Begin Dataset entries

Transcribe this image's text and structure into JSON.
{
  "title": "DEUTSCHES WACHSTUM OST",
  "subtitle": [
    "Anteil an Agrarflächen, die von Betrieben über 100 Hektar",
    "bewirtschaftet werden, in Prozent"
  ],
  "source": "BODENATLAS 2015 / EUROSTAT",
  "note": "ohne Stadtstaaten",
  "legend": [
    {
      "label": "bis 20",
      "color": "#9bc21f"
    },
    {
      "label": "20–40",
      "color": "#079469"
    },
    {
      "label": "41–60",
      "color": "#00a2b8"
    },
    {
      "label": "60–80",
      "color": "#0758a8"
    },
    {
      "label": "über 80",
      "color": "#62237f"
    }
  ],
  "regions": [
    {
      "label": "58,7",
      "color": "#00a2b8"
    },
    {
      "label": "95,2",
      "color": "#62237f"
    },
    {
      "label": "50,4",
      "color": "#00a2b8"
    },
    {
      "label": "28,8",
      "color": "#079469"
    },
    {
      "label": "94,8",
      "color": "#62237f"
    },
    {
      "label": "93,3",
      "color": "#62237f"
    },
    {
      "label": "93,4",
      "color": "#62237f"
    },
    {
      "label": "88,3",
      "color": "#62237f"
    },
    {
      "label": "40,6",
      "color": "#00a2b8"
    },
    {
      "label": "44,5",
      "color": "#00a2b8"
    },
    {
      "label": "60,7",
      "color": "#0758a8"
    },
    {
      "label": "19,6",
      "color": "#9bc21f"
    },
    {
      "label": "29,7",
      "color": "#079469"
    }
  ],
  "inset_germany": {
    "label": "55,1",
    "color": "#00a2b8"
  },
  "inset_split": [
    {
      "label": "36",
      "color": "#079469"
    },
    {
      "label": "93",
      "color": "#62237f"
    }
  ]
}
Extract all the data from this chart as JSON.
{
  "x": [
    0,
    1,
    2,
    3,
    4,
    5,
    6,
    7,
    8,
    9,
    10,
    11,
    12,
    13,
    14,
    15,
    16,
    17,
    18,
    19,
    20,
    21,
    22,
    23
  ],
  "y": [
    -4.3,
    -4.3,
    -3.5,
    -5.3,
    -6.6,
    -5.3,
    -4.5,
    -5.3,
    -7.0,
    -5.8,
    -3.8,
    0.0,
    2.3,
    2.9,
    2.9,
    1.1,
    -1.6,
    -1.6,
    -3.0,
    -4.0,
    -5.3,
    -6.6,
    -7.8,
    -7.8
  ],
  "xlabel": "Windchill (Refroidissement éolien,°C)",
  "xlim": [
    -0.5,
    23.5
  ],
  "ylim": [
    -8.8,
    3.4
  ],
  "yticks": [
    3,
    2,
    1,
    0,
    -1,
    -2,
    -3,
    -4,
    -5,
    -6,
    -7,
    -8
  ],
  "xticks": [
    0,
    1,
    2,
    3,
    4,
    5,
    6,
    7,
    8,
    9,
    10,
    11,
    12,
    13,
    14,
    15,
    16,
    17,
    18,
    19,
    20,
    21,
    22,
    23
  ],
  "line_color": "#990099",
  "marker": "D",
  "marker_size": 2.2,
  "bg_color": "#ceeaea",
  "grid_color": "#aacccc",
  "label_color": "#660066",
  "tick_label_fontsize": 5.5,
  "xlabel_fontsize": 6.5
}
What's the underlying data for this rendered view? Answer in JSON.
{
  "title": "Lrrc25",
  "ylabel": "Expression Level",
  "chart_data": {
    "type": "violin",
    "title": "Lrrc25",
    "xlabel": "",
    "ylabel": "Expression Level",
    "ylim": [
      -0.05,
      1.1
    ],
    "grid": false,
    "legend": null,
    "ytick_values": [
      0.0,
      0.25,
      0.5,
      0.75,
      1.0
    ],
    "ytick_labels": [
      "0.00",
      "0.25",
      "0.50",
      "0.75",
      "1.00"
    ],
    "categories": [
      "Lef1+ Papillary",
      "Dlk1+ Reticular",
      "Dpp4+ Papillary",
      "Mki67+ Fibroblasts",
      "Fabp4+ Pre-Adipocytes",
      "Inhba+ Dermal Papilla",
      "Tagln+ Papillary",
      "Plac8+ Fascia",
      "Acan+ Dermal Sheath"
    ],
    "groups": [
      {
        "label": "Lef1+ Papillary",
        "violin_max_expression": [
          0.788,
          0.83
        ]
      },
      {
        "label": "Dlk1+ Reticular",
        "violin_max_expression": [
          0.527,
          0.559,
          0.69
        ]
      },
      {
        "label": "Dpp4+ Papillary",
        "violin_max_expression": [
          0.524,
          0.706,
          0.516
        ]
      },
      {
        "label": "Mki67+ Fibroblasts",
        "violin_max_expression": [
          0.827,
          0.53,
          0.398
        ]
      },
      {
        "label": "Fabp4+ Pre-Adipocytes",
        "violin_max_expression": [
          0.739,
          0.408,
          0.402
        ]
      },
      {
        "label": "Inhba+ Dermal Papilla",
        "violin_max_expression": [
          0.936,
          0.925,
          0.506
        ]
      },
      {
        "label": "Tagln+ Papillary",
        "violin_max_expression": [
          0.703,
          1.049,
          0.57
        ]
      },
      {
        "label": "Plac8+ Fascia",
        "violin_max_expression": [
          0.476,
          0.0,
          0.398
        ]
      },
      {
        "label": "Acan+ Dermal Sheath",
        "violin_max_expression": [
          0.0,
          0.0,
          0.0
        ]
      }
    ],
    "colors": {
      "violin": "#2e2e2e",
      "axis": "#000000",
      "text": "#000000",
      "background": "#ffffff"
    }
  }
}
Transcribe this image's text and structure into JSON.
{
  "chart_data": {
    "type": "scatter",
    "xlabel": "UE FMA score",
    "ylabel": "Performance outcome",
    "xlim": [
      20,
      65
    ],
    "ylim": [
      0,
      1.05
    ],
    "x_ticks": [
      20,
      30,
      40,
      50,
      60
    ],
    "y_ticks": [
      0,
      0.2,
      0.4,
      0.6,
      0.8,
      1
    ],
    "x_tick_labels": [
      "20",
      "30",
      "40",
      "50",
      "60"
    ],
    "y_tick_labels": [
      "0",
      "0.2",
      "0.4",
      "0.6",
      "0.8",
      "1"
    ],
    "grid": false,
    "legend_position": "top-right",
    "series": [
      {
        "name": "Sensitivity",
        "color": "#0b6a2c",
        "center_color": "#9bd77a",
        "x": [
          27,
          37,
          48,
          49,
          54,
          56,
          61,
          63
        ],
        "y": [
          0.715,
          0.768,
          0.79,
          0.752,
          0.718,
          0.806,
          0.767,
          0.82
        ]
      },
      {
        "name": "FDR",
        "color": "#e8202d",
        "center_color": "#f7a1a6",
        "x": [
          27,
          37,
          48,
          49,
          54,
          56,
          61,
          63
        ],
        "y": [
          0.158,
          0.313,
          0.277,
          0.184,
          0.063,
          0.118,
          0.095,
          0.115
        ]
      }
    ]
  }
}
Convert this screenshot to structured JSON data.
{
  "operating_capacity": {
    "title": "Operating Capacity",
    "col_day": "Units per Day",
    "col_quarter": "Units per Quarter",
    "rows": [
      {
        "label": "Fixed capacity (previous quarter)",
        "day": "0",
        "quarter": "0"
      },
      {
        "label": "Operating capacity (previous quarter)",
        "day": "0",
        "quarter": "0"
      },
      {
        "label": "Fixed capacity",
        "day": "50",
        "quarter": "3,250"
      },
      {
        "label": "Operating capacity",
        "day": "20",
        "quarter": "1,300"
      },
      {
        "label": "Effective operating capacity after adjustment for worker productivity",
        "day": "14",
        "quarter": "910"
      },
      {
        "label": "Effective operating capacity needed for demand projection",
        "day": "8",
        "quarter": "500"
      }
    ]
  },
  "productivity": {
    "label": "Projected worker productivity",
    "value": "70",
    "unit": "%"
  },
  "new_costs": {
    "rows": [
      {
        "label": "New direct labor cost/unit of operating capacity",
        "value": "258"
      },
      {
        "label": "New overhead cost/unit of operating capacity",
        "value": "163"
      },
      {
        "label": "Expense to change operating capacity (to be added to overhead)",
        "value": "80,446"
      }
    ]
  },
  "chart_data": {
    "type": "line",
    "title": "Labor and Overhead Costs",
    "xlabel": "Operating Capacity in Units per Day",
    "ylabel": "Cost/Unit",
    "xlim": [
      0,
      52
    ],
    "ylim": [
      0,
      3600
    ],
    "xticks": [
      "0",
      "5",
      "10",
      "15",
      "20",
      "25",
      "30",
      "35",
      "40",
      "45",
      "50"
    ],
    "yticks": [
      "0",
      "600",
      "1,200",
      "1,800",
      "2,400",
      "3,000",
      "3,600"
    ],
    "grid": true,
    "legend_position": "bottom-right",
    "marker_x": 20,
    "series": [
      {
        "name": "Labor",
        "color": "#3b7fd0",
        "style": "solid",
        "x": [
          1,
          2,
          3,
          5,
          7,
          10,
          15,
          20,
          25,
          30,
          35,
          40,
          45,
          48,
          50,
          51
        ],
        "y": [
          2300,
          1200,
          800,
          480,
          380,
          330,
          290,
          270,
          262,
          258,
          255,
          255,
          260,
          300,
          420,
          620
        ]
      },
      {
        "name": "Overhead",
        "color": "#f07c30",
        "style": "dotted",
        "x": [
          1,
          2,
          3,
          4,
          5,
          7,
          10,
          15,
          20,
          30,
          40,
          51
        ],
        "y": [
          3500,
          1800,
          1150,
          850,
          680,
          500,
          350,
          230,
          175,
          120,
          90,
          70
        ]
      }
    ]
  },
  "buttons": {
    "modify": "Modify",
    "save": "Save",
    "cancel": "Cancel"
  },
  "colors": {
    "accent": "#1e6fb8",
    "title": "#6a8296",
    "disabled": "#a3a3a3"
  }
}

End Dataset entries

Given problem: Copy out all lines above that include the string "Fixed".

Answer to the task:
        "label": "Fixed capacity (previous quarter)",
        "label": "Fixed capacity",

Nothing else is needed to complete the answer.